_Aim_
Omit the pictures, then reproduce every remaining record exactly.
+===+
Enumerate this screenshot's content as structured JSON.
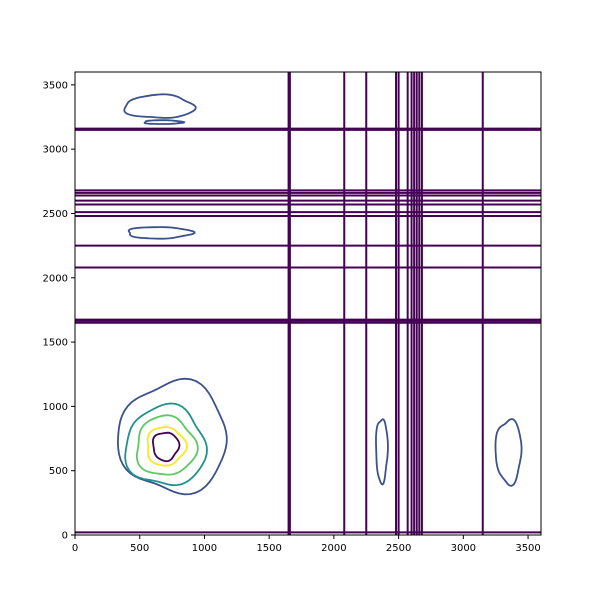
{
  "chart_data": {
    "type": "contour",
    "title": "",
    "xlabel": "",
    "ylabel": "",
    "xlim": [
      0,
      3600
    ],
    "ylim": [
      0,
      3600
    ],
    "xticks": [
      0,
      500,
      1000,
      1500,
      2000,
      2500,
      3000,
      3500
    ],
    "yticks": [
      0,
      500,
      1000,
      1500,
      2000,
      2500,
      3000,
      3500
    ],
    "xtick_labels": [
      "0",
      "500",
      "1000",
      "1500",
      "2000",
      "2500",
      "3000",
      "3500"
    ],
    "ytick_labels": [
      "0",
      "500",
      "1000",
      "1500",
      "2000",
      "2500",
      "3000",
      "3500"
    ],
    "grid": false,
    "colormap": "viridis",
    "level_colors": [
      "#440154",
      "#3b528b",
      "#21918c",
      "#5ec962",
      "#fde725"
    ],
    "horizontal_lines_y": [
      20,
      1650,
      1665,
      1675,
      2080,
      2250,
      2480,
      2510,
      2570,
      2600,
      2640,
      2660,
      2680,
      3150,
      3160
    ],
    "vertical_lines_x": [
      1650,
      1660,
      2080,
      2250,
      2480,
      2500,
      2570,
      2600,
      2620,
      2640,
      2660,
      2680,
      3150
    ],
    "closed_contours": [
      {
        "level": 1,
        "cx": 650,
        "cy": 3330,
        "rx": 270,
        "ry": 90
      },
      {
        "level": 1,
        "cx": 680,
        "cy": 3210,
        "rx": 150,
        "ry": 15
      },
      {
        "level": 1,
        "cx": 650,
        "cy": 2350,
        "rx": 250,
        "ry": 45
      },
      {
        "level": 1,
        "cx": 2370,
        "cy": 660,
        "rx": 45,
        "ry": 250
      },
      {
        "level": 1,
        "cx": 3350,
        "cy": 650,
        "rx": 100,
        "ry": 250
      },
      {
        "level": 1,
        "cx": 760,
        "cy": 760,
        "rx": 420,
        "ry": 430
      },
      {
        "level": 2,
        "cx": 700,
        "cy": 690,
        "rx": 310,
        "ry": 310
      },
      {
        "level": 3,
        "cx": 700,
        "cy": 690,
        "rx": 230,
        "ry": 230
      },
      {
        "level": 4,
        "cx": 700,
        "cy": 690,
        "rx": 150,
        "ry": 150
      },
      {
        "level": 5,
        "cx": 700,
        "cy": 690,
        "rx": 100,
        "ry": 110
      }
    ]
  }
}
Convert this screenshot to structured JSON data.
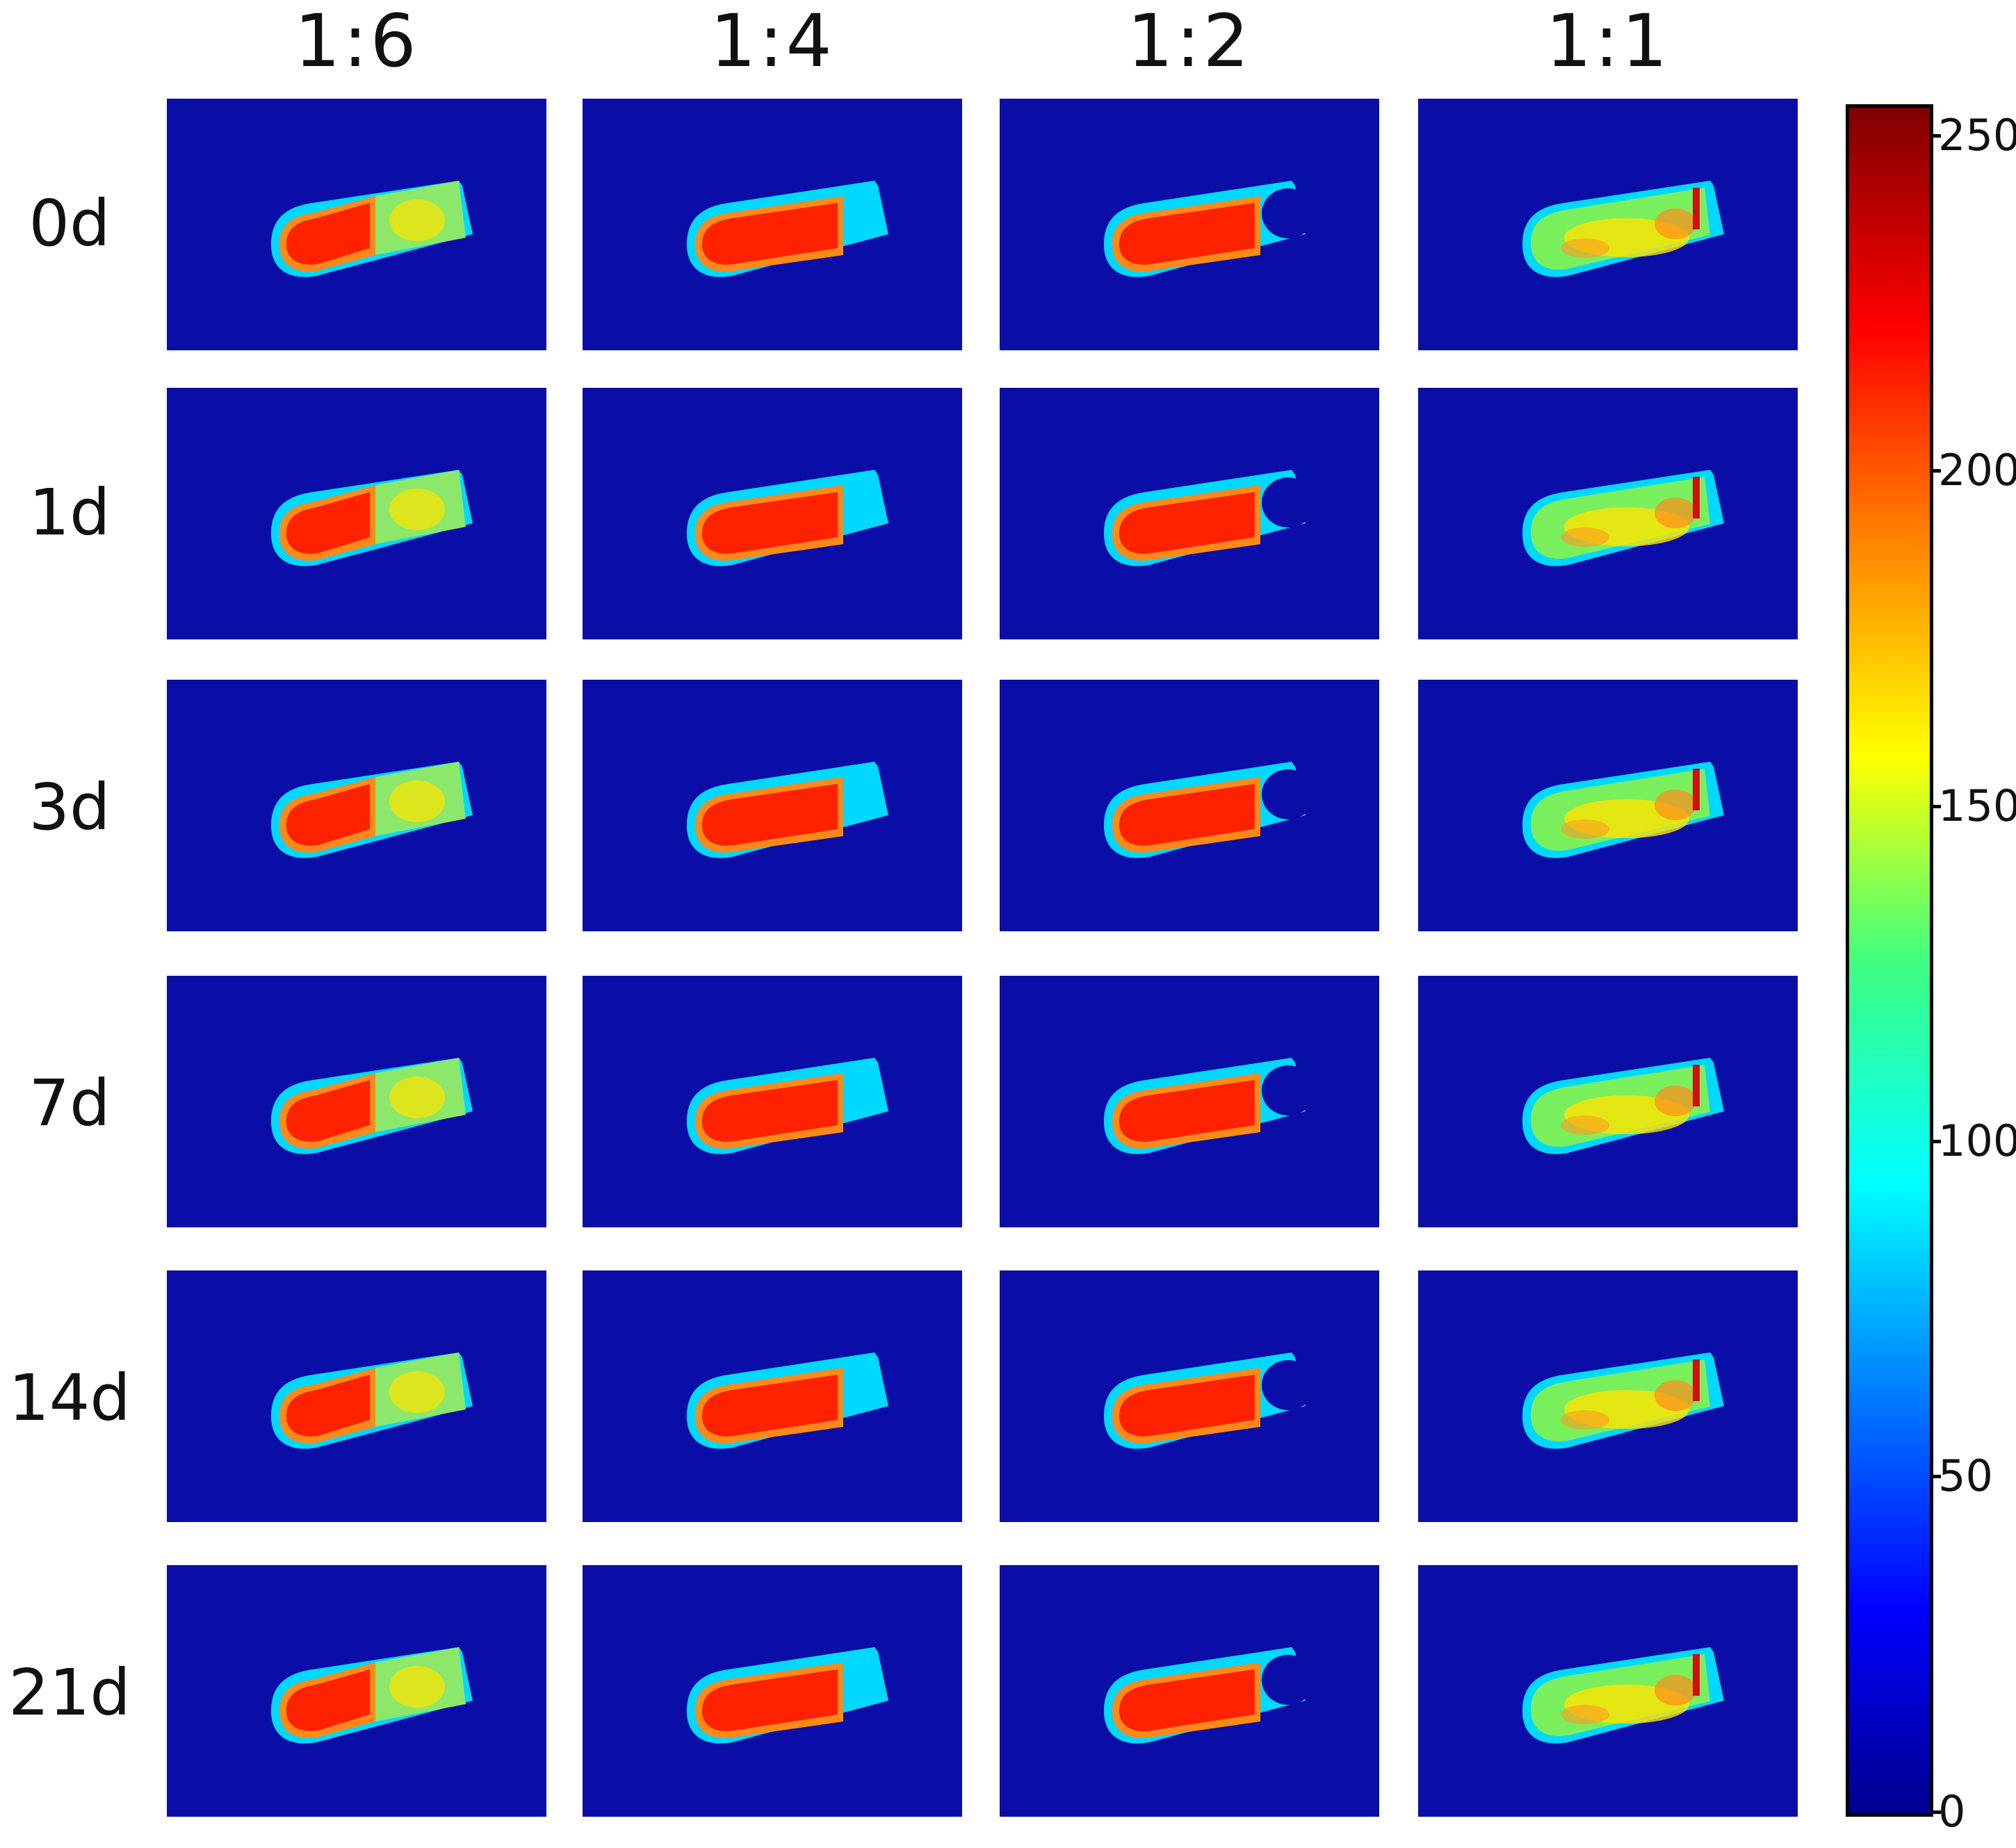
{
  "figure": {
    "column_labels": [
      "1:6",
      "1:4",
      "1:2",
      "1:1"
    ],
    "row_labels": [
      "0d",
      "1d",
      "3d",
      "7d",
      "14d",
      "21d"
    ]
  },
  "colorbar": {
    "tick_labels": [
      "250",
      "200",
      "150",
      "100",
      "50",
      "0"
    ],
    "min": 0,
    "max": 250
  },
  "colors": {
    "background": "#0a0ea6",
    "rim": "#00d8ff",
    "core": "#ff2200",
    "outer": "#ffe400"
  }
}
+===+
_Finished exercise_
Enumerate this screenshot's content as structured JSON.
{
  "chart_data": {
    "type": "contour",
    "title": "",
    "xlabel": "",
    "ylabel": "",
    "xlim": [
      0,
      3600
    ],
    "ylim": [
      0,
      3600
    ],
    "xticks": [
      0,
      500,
      1000,
      1500,
      2000,
      2500,
      3000,
      3500
    ],
    "yticks": [
      0,
      500,
      1000,
      1500,
      2000,
      2500,
      3000,
      3500
    ],
    "xtick_labels": [
      "0",
      "500",
      "1000",
      "1500",
      "2000",
      "2500",
      "3000",
      "3500"
    ],
    "ytick_labels": [
      "0",
      "500",
      "1000",
      "1500",
      "2000",
      "2500",
      "3000",
      "3500"
    ],
    "grid": false,
    "colormap": "viridis",
    "level_colors": [
      "#440154",
      "#3b528b",
      "#21918c",
      "#5ec962",
      "#fde725"
    ],
    "horizontal_lines_y": [
      20,
      1650,
      1665,
      1675,
      2080,
      2250,
      2480,
      2510,
      2570,
      2600,
      2640,
      2660,
      2680,
      3150,
      3160
    ],
    "vertical_lines_x": [
      1650,
      1660,
      2080,
      2250,
      2480,
      2500,
      2570,
      2600,
      2620,
      2640,
      2660,
      2680,
      3150
    ],
    "closed_contours": [
      {
        "level": 1,
        "cx": 650,
        "cy": 3330,
        "rx": 270,
        "ry": 90
      },
      {
        "level": 1,
        "cx": 680,
        "cy": 3210,
        "rx": 150,
        "ry": 15
      },
      {
        "level": 1,
        "cx": 650,
        "cy": 2350,
        "rx": 250,
        "ry": 45
      },
      {
        "level": 1,
        "cx": 2370,
        "cy": 660,
        "rx": 45,
        "ry": 250
      },
      {
        "level": 1,
        "cx": 3350,
        "cy": 650,
        "rx": 100,
        "ry": 250
      },
      {
        "level": 1,
        "cx": 760,
        "cy": 760,
        "rx": 420,
        "ry": 430
      },
      {
        "level": 2,
        "cx": 700,
        "cy": 690,
        "rx": 310,
        "ry": 310
      },
      {
        "level": 3,
        "cx": 700,
        "cy": 690,
        "rx": 230,
        "ry": 230
      },
      {
        "level": 4,
        "cx": 700,
        "cy": 690,
        "rx": 150,
        "ry": 150
      },
      {
        "level": 5,
        "cx": 700,
        "cy": 690,
        "rx": 100,
        "ry": 110
      }
    ]
  }
}
Convert this screenshot to structured JSON data.
{
  "figure": {
    "column_labels": [
      "1:6",
      "1:4",
      "1:2",
      "1:1"
    ],
    "row_labels": [
      "0d",
      "1d",
      "3d",
      "7d",
      "14d",
      "21d"
    ]
  },
  "colorbar": {
    "tick_labels": [
      "250",
      "200",
      "150",
      "100",
      "50",
      "0"
    ],
    "min": 0,
    "max": 250
  },
  "colors": {
    "background": "#0a0ea6",
    "rim": "#00d8ff",
    "core": "#ff2200",
    "outer": "#ffe400"
  }
}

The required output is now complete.